** start THE RECORDS **

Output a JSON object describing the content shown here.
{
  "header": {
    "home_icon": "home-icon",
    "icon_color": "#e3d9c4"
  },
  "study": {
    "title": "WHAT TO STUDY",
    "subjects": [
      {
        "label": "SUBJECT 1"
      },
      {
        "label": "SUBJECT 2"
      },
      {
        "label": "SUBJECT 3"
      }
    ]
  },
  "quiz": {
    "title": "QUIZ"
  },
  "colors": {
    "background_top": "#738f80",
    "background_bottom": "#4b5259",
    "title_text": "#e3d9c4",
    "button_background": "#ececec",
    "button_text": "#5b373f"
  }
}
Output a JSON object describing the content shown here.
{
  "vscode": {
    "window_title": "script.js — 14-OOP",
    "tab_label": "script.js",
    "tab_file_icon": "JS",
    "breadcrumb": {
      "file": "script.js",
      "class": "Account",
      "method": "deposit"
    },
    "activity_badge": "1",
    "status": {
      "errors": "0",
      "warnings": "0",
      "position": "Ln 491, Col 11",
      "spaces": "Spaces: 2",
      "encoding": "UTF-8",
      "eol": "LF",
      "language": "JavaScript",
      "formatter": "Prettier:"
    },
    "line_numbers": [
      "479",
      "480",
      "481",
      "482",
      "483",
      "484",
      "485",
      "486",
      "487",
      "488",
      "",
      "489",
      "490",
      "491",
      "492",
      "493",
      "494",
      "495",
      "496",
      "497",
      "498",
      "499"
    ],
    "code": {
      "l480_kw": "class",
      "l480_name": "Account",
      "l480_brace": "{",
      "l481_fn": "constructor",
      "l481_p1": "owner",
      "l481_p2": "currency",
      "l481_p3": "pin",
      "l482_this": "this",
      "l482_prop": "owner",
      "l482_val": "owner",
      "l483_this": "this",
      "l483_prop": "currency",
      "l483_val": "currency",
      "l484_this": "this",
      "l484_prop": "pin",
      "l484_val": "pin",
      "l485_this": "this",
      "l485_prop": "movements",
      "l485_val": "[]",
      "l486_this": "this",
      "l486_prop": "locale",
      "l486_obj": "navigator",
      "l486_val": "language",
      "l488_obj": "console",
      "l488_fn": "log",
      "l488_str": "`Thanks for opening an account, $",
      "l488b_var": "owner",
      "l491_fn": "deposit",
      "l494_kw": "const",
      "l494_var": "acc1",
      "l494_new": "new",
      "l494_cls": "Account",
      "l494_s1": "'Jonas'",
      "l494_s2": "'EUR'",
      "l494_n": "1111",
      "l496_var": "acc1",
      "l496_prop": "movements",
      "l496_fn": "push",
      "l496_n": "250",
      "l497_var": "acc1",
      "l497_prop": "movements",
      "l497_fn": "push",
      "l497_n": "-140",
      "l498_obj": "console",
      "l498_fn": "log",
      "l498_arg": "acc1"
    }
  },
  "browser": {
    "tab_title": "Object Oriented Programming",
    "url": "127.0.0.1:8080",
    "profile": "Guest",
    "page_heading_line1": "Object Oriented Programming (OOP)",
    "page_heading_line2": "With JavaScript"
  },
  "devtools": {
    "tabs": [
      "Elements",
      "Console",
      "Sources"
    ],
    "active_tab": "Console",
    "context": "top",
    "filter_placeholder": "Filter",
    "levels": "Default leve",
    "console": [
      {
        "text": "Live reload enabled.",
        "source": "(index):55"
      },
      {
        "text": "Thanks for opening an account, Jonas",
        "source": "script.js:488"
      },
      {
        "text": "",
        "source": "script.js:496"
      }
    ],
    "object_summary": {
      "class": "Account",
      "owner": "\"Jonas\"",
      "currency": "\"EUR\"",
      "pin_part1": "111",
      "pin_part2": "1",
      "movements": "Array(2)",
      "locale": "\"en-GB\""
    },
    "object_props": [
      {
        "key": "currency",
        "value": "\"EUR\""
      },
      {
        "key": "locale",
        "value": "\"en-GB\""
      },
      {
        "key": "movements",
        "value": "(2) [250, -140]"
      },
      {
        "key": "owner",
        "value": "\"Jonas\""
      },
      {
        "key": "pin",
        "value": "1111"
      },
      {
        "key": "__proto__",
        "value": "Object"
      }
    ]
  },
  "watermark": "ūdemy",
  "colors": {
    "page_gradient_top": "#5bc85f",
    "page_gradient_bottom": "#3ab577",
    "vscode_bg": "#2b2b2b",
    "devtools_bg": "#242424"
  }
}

** end THE RECORDS **

Your task is to return the full listing exactly as it was given.

Output a JSON object describing the content shown here.
{
  "header": {
    "home_icon": "home-icon",
    "icon_color": "#e3d9c4"
  },
  "study": {
    "title": "WHAT TO STUDY",
    "subjects": [
      {
        "label": "SUBJECT 1"
      },
      {
        "label": "SUBJECT 2"
      },
      {
        "label": "SUBJECT 3"
      }
    ]
  },
  "quiz": {
    "title": "QUIZ"
  },
  "colors": {
    "background_top": "#738f80",
    "background_bottom": "#4b5259",
    "title_text": "#e3d9c4",
    "button_background": "#ececec",
    "button_text": "#5b373f"
  }
}
Output a JSON object describing the content shown here.
{
  "vscode": {
    "window_title": "script.js — 14-OOP",
    "tab_label": "script.js",
    "tab_file_icon": "JS",
    "breadcrumb": {
      "file": "script.js",
      "class": "Account",
      "method": "deposit"
    },
    "activity_badge": "1",
    "status": {
      "errors": "0",
      "warnings": "0",
      "position": "Ln 491, Col 11",
      "spaces": "Spaces: 2",
      "encoding": "UTF-8",
      "eol": "LF",
      "language": "JavaScript",
      "formatter": "Prettier:"
    },
    "line_numbers": [
      "479",
      "480",
      "481",
      "482",
      "483",
      "484",
      "485",
      "486",
      "487",
      "488",
      "",
      "489",
      "490",
      "491",
      "492",
      "493",
      "494",
      "495",
      "496",
      "497",
      "498",
      "499"
    ],
    "code": {
      "l480_kw": "class",
      "l480_name": "Account",
      "l480_brace": "{",
      "l481_fn": "constructor",
      "l481_p1": "owner",
      "l481_p2": "currency",
      "l481_p3": "pin",
      "l482_this": "this",
      "l482_prop": "owner",
      "l482_val": "owner",
      "l483_this": "this",
      "l483_prop": "currency",
      "l483_val": "currency",
      "l484_this": "this",
      "l484_prop": "pin",
      "l484_val": "pin",
      "l485_this": "this",
      "l485_prop": "movements",
      "l485_val": "[]",
      "l486_this": "this",
      "l486_prop": "locale",
      "l486_obj": "navigator",
      "l486_val": "language",
      "l488_obj": "console",
      "l488_fn": "log",
      "l488_str": "`Thanks for opening an account, $",
      "l488b_var": "owner",
      "l491_fn": "deposit",
      "l494_kw": "const",
      "l494_var": "acc1",
      "l494_new": "new",
      "l494_cls": "Account",
      "l494_s1": "'Jonas'",
      "l494_s2": "'EUR'",
      "l494_n": "1111",
      "l496_var": "acc1",
      "l496_prop": "movements",
      "l496_fn": "push",
      "l496_n": "250",
      "l497_var": "acc1",
      "l497_prop": "movements",
      "l497_fn": "push",
      "l497_n": "-140",
      "l498_obj": "console",
      "l498_fn": "log",
      "l498_arg": "acc1"
    }
  },
  "browser": {
    "tab_title": "Object Oriented Programming",
    "url": "127.0.0.1:8080",
    "profile": "Guest",
    "page_heading_line1": "Object Oriented Programming (OOP)",
    "page_heading_line2": "With JavaScript"
  },
  "devtools": {
    "tabs": [
      "Elements",
      "Console",
      "Sources"
    ],
    "active_tab": "Console",
    "context": "top",
    "filter_placeholder": "Filter",
    "levels": "Default leve",
    "console": [
      {
        "text": "Live reload enabled.",
        "source": "(index):55"
      },
      {
        "text": "Thanks for opening an account, Jonas",
        "source": "script.js:488"
      },
      {
        "text": "",
        "source": "script.js:496"
      }
    ],
    "object_summary": {
      "class": "Account",
      "owner": "\"Jonas\"",
      "currency": "\"EUR\"",
      "pin_part1": "111",
      "pin_part2": "1",
      "movements": "Array(2)",
      "locale": "\"en-GB\""
    },
    "object_props": [
      {
        "key": "currency",
        "value": "\"EUR\""
      },
      {
        "key": "locale",
        "value": "\"en-GB\""
      },
      {
        "key": "movements",
        "value": "(2) [250, -140]"
      },
      {
        "key": "owner",
        "value": "\"Jonas\""
      },
      {
        "key": "pin",
        "value": "1111"
      },
      {
        "key": "__proto__",
        "value": "Object"
      }
    ]
  },
  "watermark": "ūdemy",
  "colors": {
    "page_gradient_top": "#5bc85f",
    "page_gradient_bottom": "#3ab577",
    "vscode_bg": "#2b2b2b",
    "devtools_bg": "#242424"
  }
}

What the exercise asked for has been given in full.